David Howells has created a patch to do this called "Linux Kernel Configuration/Resource Manager" (sometimes called Hardware Configuration Manager). In late 1999 the patch was not available at his website. This may mean there is no patch available for recent versions of the kernel.
For previous patches the resulting kernel was claimed to be stable but bugs have been reported. The patch included documentation such as serial.txt to show how to deal with the serial port. It provided "files" in the /proc tree so that you can see what is going on and can echo commands into one of these files for custom configuration. One problem is that most device drivers don't know about it so that you still had to use the traditional configuration files, etc. for configuration. The webpage for it is http://www.astarte.free-online.co.uk
If you have Windows9x (or 2k) on the same PC, then just start Windows and let it configure PnP. Then start Linux from Windows (or DOS). It has been reported that Windows erased the IRQs from PCI devices registers. Then Linux complained that it found a zero IRQ. Thus you may not be able to use this method.

[Region boundary data]
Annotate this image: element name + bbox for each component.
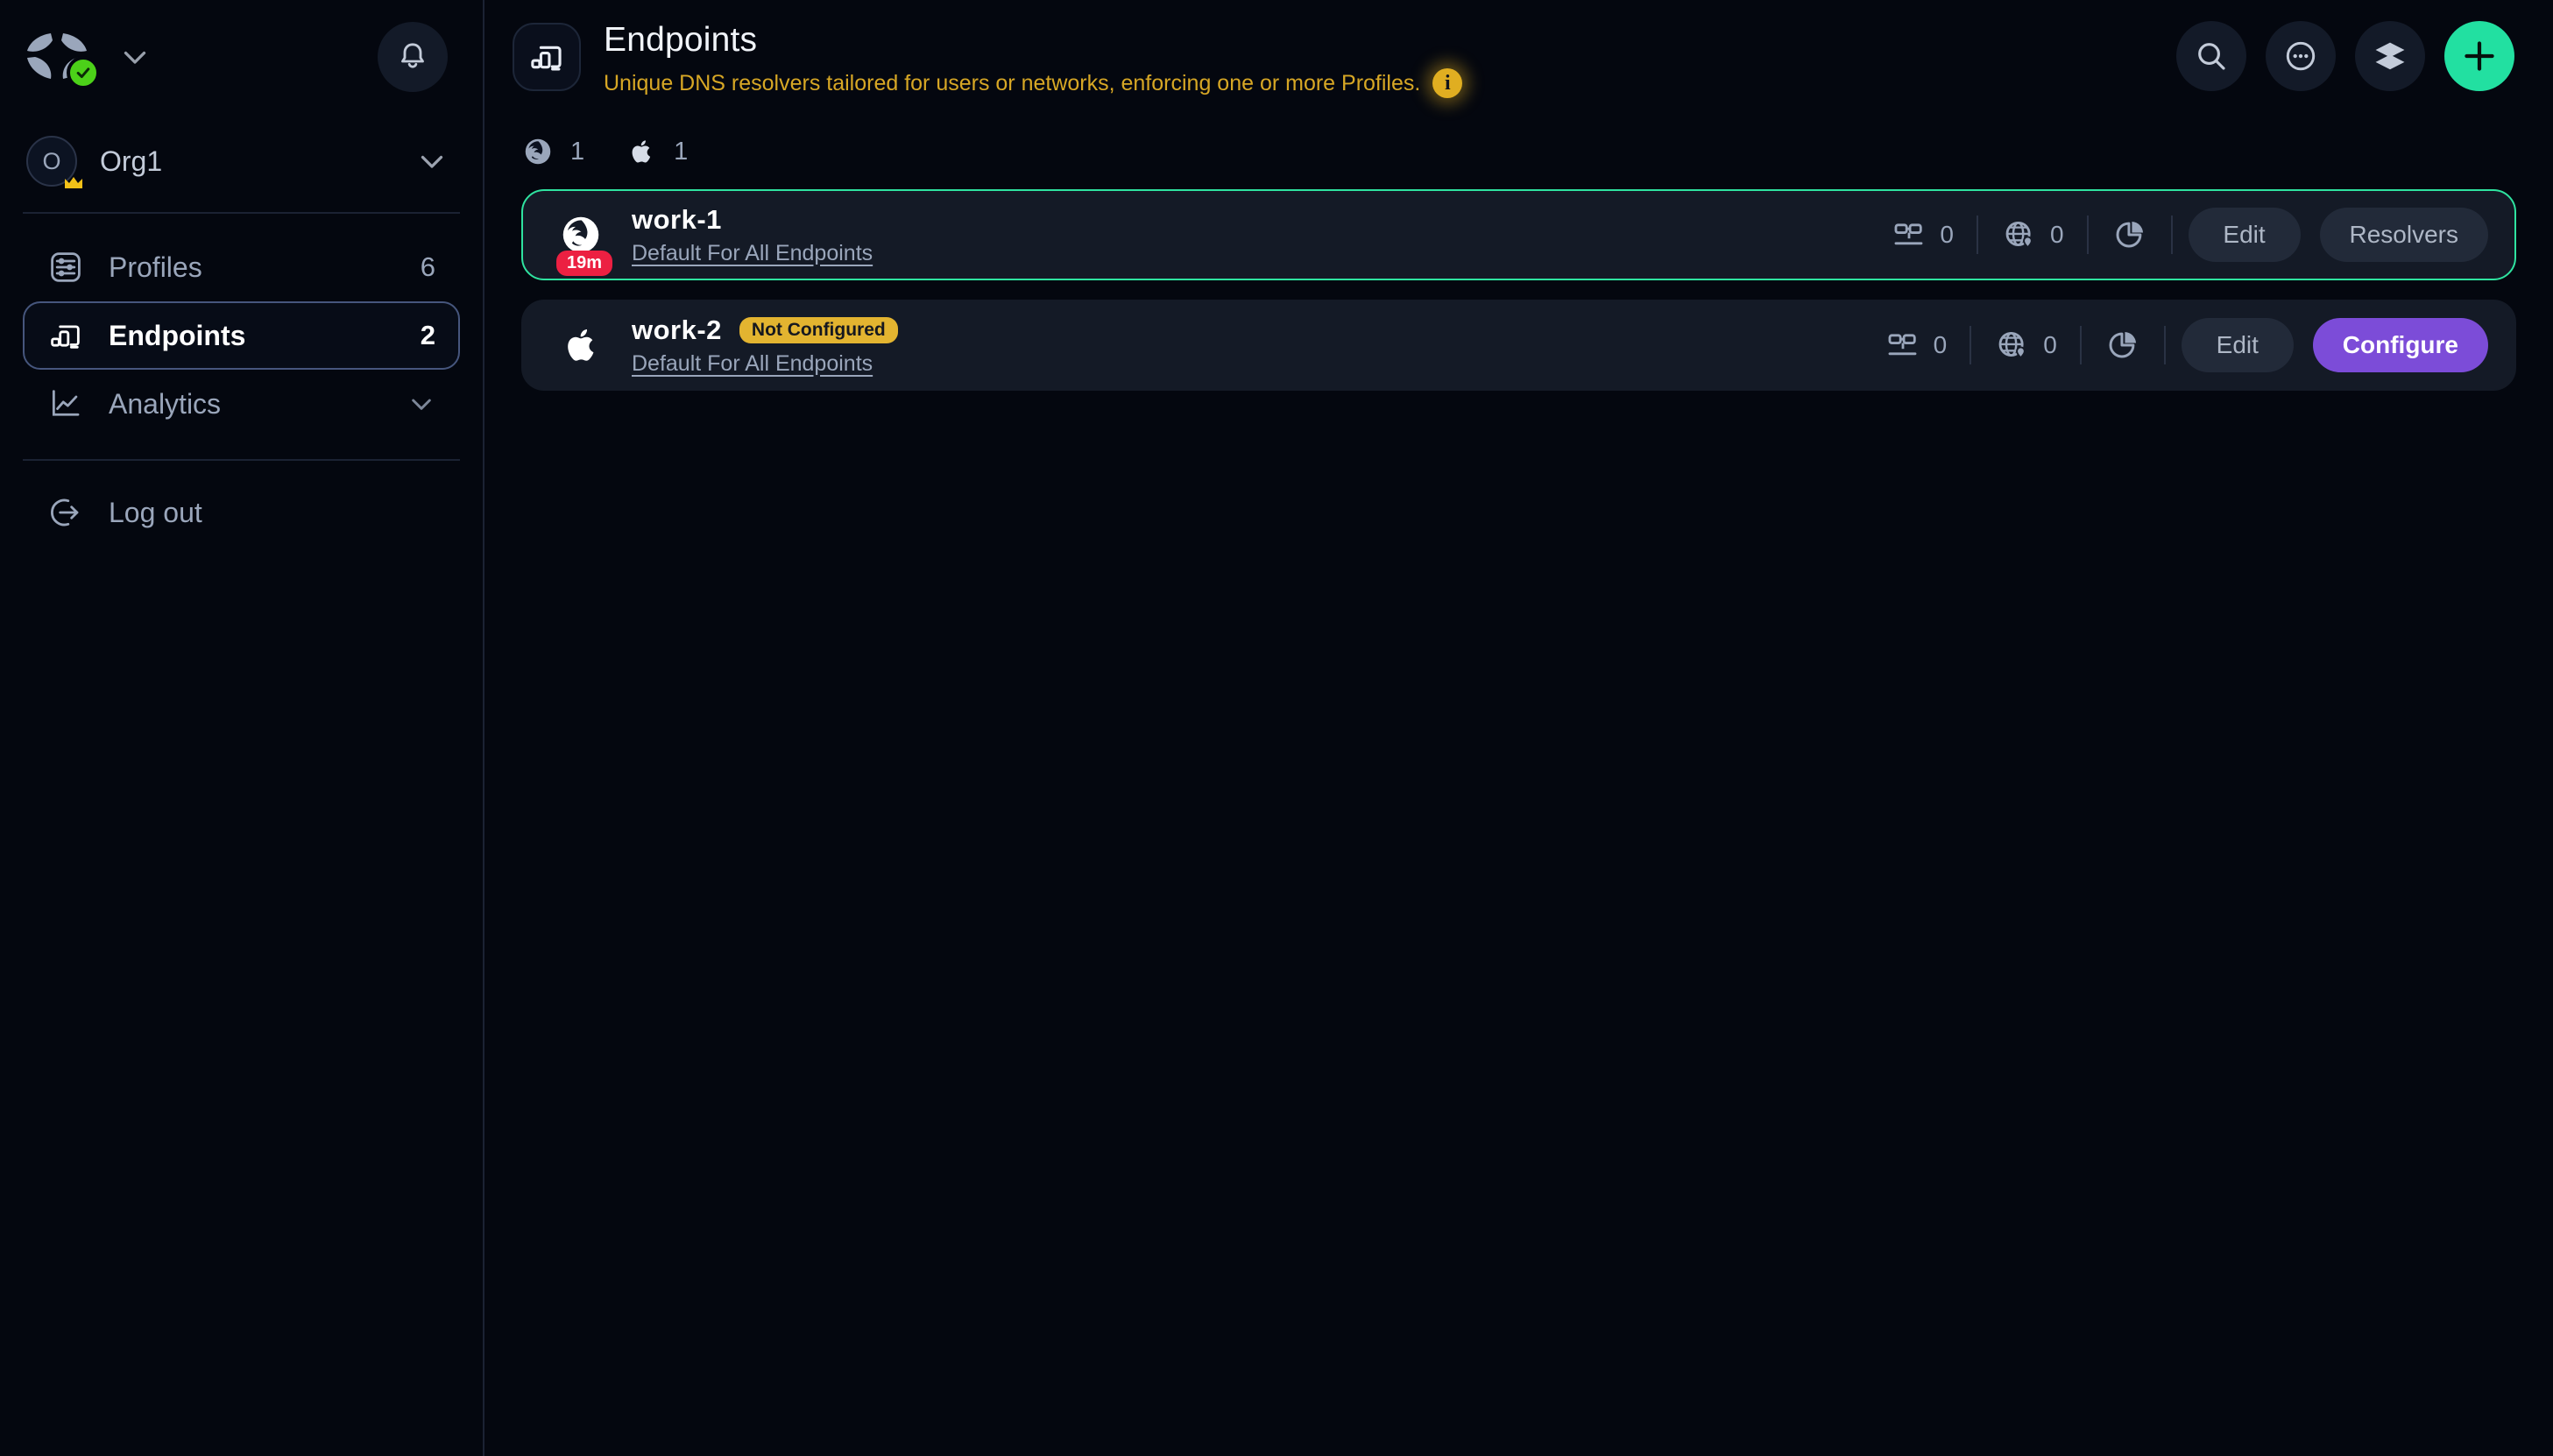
sidebar-item-label: Analytics [109,387,222,420]
devices-icon [47,317,84,354]
plus-icon [2465,41,2494,71]
crown-icon [65,177,82,188]
page-title: Endpoints [604,21,758,59]
endpoint-name: work-1 [632,203,722,235]
more-options-button[interactable] [2266,21,2336,91]
line-chart-icon [47,385,84,422]
page-subtitle-row: Unique DNS resolvers tailored for users … [604,68,2176,98]
endpoint-info: work-1 Default For All Endpoints [632,204,1868,266]
edit-button[interactable]: Edit [2188,208,2301,262]
endpoint-title-line: work-2 Not Configured [632,315,1862,346]
sidebar-item-label: Profiles [109,251,202,283]
divider [2170,216,2173,254]
sidebar-item-endpoints[interactable]: Endpoints 2 [23,301,460,370]
chevron-down-icon[interactable] [416,145,448,177]
sidebar-item-profiles[interactable]: Profiles 6 [23,233,460,301]
stat-value: 0 [1940,221,1954,248]
layers-icon [2375,42,2405,70]
clover-logo-icon[interactable] [25,30,100,89]
sidebar-item-count: 2 [420,320,435,350]
sidebar-nav: Profiles 6 Endpoints 2 Analytics Log out [0,214,483,547]
status-badge: 19m [556,251,613,276]
endpoints-list: 19m work-1 Default For All Endpoints 0 0… [484,175,2553,391]
chevron-down-icon[interactable] [407,390,435,418]
endpoint-title-line: work-1 [632,204,1868,236]
sidebar-item-logout[interactable]: Log out [23,478,460,547]
more-circle-icon [2286,41,2316,71]
sidebar: O Org1 Profiles 6 Endpoints 2 Analytics … [0,0,484,1456]
stat-domains[interactable]: 0 [1978,216,2087,253]
page-title-block: Endpoints Unique DNS resolvers tailored … [604,19,2176,98]
check-badge-icon [67,56,100,89]
globe-pin-icon [1998,331,2026,359]
filter-chip-apple[interactable]: 1 [625,135,688,168]
avatar-letter: O [42,147,61,174]
devices-network-icon [1888,334,1917,356]
sidebar-item-analytics[interactable]: Analytics [23,370,460,438]
globe-pin-icon [2005,221,2033,249]
pie-chart-icon [2109,331,2136,358]
search-icon [2198,43,2225,70]
layers-button[interactable] [2355,21,2425,91]
stat-value: 0 [1933,331,1948,358]
stat-devices[interactable]: 0 [1868,216,1977,253]
endpoint-info: work-2 Not Configured Default For All En… [632,315,1862,377]
stat-analytics[interactable] [2082,327,2164,364]
firefox-icon: 19m [553,211,613,276]
divider [2163,326,2166,364]
bell-icon [401,43,424,68]
search-button[interactable] [2176,21,2246,91]
app-root: O Org1 Profiles 6 Endpoints 2 Analytics … [0,0,2553,1456]
notifications-button[interactable] [378,22,448,92]
endpoint-actions: 0 0 [1862,318,2488,372]
info-icon[interactable]: i [1432,68,1463,98]
check-glyph [76,67,90,79]
sliders-icon [47,249,84,286]
filter-count: 1 [674,137,689,166]
firefox-icon [525,138,551,165]
brand[interactable] [25,30,151,89]
org-name: Org1 [100,145,163,177]
sidebar-divider-2 [23,459,460,461]
endpoint-row[interactable]: 19m work-1 Default For All Endpoints 0 0… [521,189,2516,280]
chevron-down-icon[interactable] [119,41,151,73]
add-endpoint-button[interactable] [2444,21,2514,91]
main-content: Endpoints Unique DNS resolvers tailored … [484,0,2553,1456]
pie-chart-icon [2116,221,2143,248]
apple-icon [632,140,651,163]
endpoint-profile-link[interactable]: Default For All Endpoints [632,241,873,266]
status-badge: Not Configured [739,316,898,343]
stat-analytics[interactable] [2089,216,2171,253]
stat-domains[interactable]: 0 [1971,327,2080,364]
logout-icon [47,494,84,531]
filter-chip-firefox[interactable]: 1 [521,135,584,168]
apple-icon [553,322,609,369]
edit-button[interactable]: Edit [2181,318,2294,372]
filter-count: 1 [570,137,585,166]
sidebar-header [0,0,483,114]
avatar: O [26,136,82,188]
sidebar-item-count: 6 [420,251,435,282]
stat-devices[interactable]: 0 [1862,327,1970,364]
sidebar-item-label: Endpoints [109,319,246,351]
resolvers-button[interactable]: Resolvers [2319,208,2488,262]
configure-button[interactable]: Configure [2312,318,2488,372]
page-header: Endpoints Unique DNS resolvers tailored … [484,0,2553,112]
header-actions [2176,21,2514,91]
stat-value: 0 [2049,221,2064,248]
devices-network-icon [1894,223,1923,245]
devices-icon [513,23,581,91]
endpoint-row[interactable]: work-2 Not Configured Default For All En… [521,300,2516,391]
sidebar-item-label: Log out [109,496,202,528]
stat-value: 0 [2043,331,2057,358]
endpoint-profile-link[interactable]: Default For All Endpoints [632,351,873,377]
endpoint-actions: 0 0 [1868,208,2488,262]
endpoint-name: work-2 [632,314,722,345]
org-switcher[interactable]: O Org1 [0,119,483,203]
platform-filters: 1 1 [484,112,2553,175]
page-subtitle: Unique DNS resolvers tailored for users … [604,70,1421,95]
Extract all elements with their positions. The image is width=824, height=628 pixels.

_PROBLEMS AND TASKS_.
**A.** Which operating systems are named in the PnP configuration text? List each one.
**B.** According to the PnP configuration text, why might you be unable to let Windows configure PnP before starting Linux?
**C.** Extend the PnP configuration text by writing what comes next after its final sentence.

_THE ANSWERS_.
**A.**
- Linux
- Windows9x
- Windows 2k
- DOS

**B.** Windows has reportedly erased the IRQs from the registers of PCI devices. Linux then complained that it found a zero IRQ, so the method may not work.

**C.**
A few device drivers will use PnP methods to set the bus-resources in the hardware but only for the device that they control. Since the driver has done the configuring, it obviously knows the configuration and there is no need for you to tell it this info.
The problem with this is twofold. It's difficult to incorporate all of this into the driver, and the driver may grab bus-resources that are needed by other devices. It does make it easy for the user but a PnP Linux kernel might be better. See Linux Needs to Cope Better with PnP.
Just how this is done depends upon the driver. Some drivers have more than one way to find out how their physical device is configured. At one extreme is the case where you must hard-code the bus-resources into the kernel and recompile. At the other extreme, the driver does everything automatically and you have nothing to do. It may even set the bus-resources in the hardware using PnP methods.
In the middle are cases where you run a program to give the resource info to the driver or put the info in a file. In some cases the driver may probe for the device at addresses where it suspects the device resides. It may then try to test various IRQs to see which one works. It may or may not automatically do this. In other cases the driver may use PnP methods to find the device and how the bus-resources have been set, but will not actually set them. It may also look in some of the files in the /proc directory.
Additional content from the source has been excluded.